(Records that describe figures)
━━━
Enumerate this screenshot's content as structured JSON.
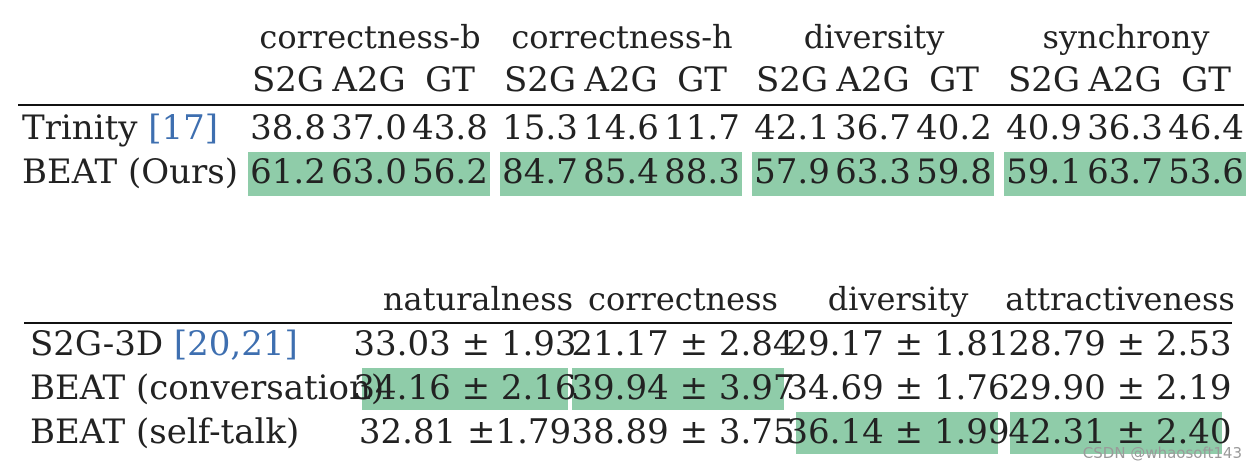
{
  "table1": {
    "groups": [
      "correctness-b",
      "correctness-h",
      "diversity",
      "synchrony"
    ],
    "subheaders": [
      "S2G",
      "A2G",
      "GT"
    ],
    "rows": [
      {
        "label": "Trinity ",
        "cite": "[17]",
        "cite_close": "",
        "values": [
          "38.8",
          "37.0",
          "43.8",
          "15.3",
          "14.6",
          "11.7",
          "42.1",
          "36.7",
          "40.2",
          "40.9",
          "36.3",
          "46.4"
        ]
      },
      {
        "label": "BEAT (Ours)",
        "cite": "",
        "cite_close": "",
        "values": [
          "61.2",
          "63.0",
          "56.2",
          "84.7",
          "85.4",
          "88.3",
          "57.9",
          "63.3",
          "59.8",
          "59.1",
          "63.7",
          "53.6"
        ]
      }
    ]
  },
  "table2": {
    "headers": [
      "naturalness",
      "correctness",
      "diversity",
      "attractiveness"
    ],
    "rows": [
      {
        "label": "S2G-3D ",
        "cite": "[20,21]",
        "values": [
          "33.03 ± 1.93",
          "21.17 ± 2.84",
          "29.17 ± 1.81",
          "28.79 ± 2.53"
        ]
      },
      {
        "label": "BEAT (conversation)",
        "cite": "",
        "values": [
          "34.16 ± 2.16",
          "39.94 ± 3.97",
          "34.69 ± 1.76",
          "29.90 ± 2.19"
        ]
      },
      {
        "label": "BEAT (self-talk)",
        "cite": "",
        "values": [
          "32.81 ±1.79",
          "38.89 ± 3.75",
          "36.14 ± 1.99",
          "42.31 ± 2.40"
        ]
      }
    ]
  },
  "watermark": "CSDN @whaosoft143",
  "colors": {
    "highlight": "#8fcca9",
    "citation": "#3e6fb0"
  }
}
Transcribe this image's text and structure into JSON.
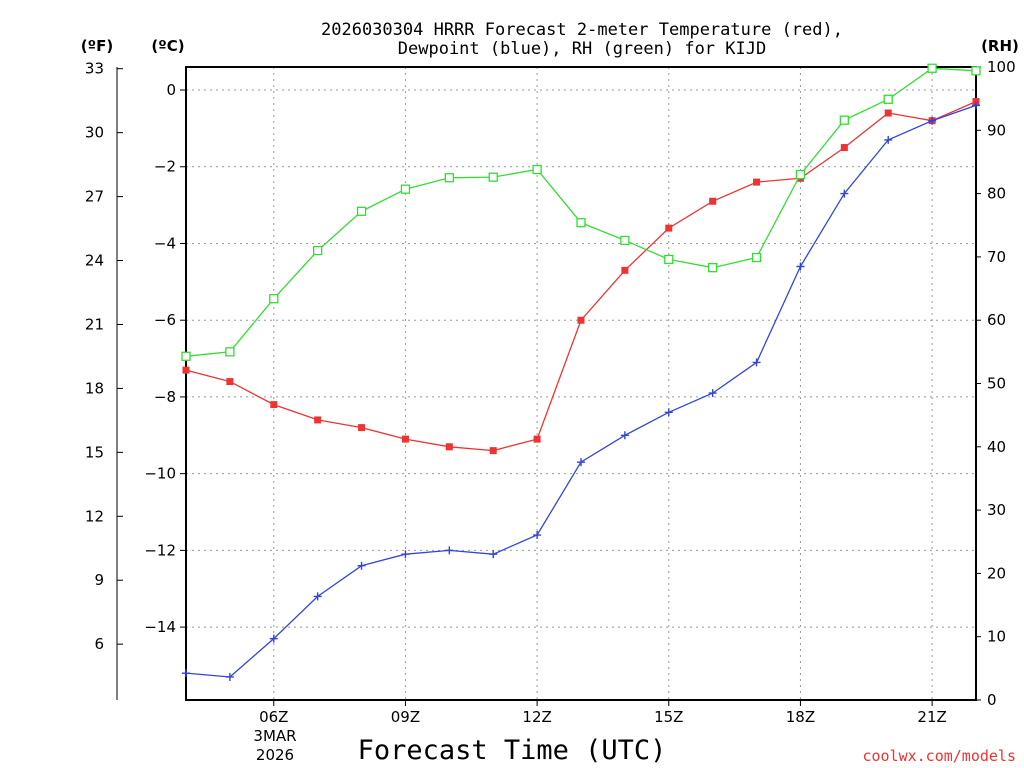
━━━
Copy the material above exactly and drop the pictures.

Enumerate this screenshot's content as structured JSON.
{
  "table1": {
    "groups": [
      "correctness-b",
      "correctness-h",
      "diversity",
      "synchrony"
    ],
    "subheaders": [
      "S2G",
      "A2G",
      "GT"
    ],
    "rows": [
      {
        "label": "Trinity ",
        "cite": "[17]",
        "cite_close": "",
        "values": [
          "38.8",
          "37.0",
          "43.8",
          "15.3",
          "14.6",
          "11.7",
          "42.1",
          "36.7",
          "40.2",
          "40.9",
          "36.3",
          "46.4"
        ]
      },
      {
        "label": "BEAT (Ours)",
        "cite": "",
        "cite_close": "",
        "values": [
          "61.2",
          "63.0",
          "56.2",
          "84.7",
          "85.4",
          "88.3",
          "57.9",
          "63.3",
          "59.8",
          "59.1",
          "63.7",
          "53.6"
        ]
      }
    ]
  },
  "table2": {
    "headers": [
      "naturalness",
      "correctness",
      "diversity",
      "attractiveness"
    ],
    "rows": [
      {
        "label": "S2G-3D ",
        "cite": "[20,21]",
        "values": [
          "33.03 ± 1.93",
          "21.17 ± 2.84",
          "29.17 ± 1.81",
          "28.79 ± 2.53"
        ]
      },
      {
        "label": "BEAT (conversation)",
        "cite": "",
        "values": [
          "34.16 ± 2.16",
          "39.94 ± 3.97",
          "34.69 ± 1.76",
          "29.90 ± 2.19"
        ]
      },
      {
        "label": "BEAT (self-talk)",
        "cite": "",
        "values": [
          "32.81 ±1.79",
          "38.89 ± 3.75",
          "36.14 ± 1.99",
          "42.31 ± 2.40"
        ]
      }
    ]
  },
  "watermark": "CSDN @whaosoft143",
  "colors": {
    "highlight": "#8fcca9",
    "citation": "#3e6fb0"
  }
}
Transcribe this image's text and structure into JSON.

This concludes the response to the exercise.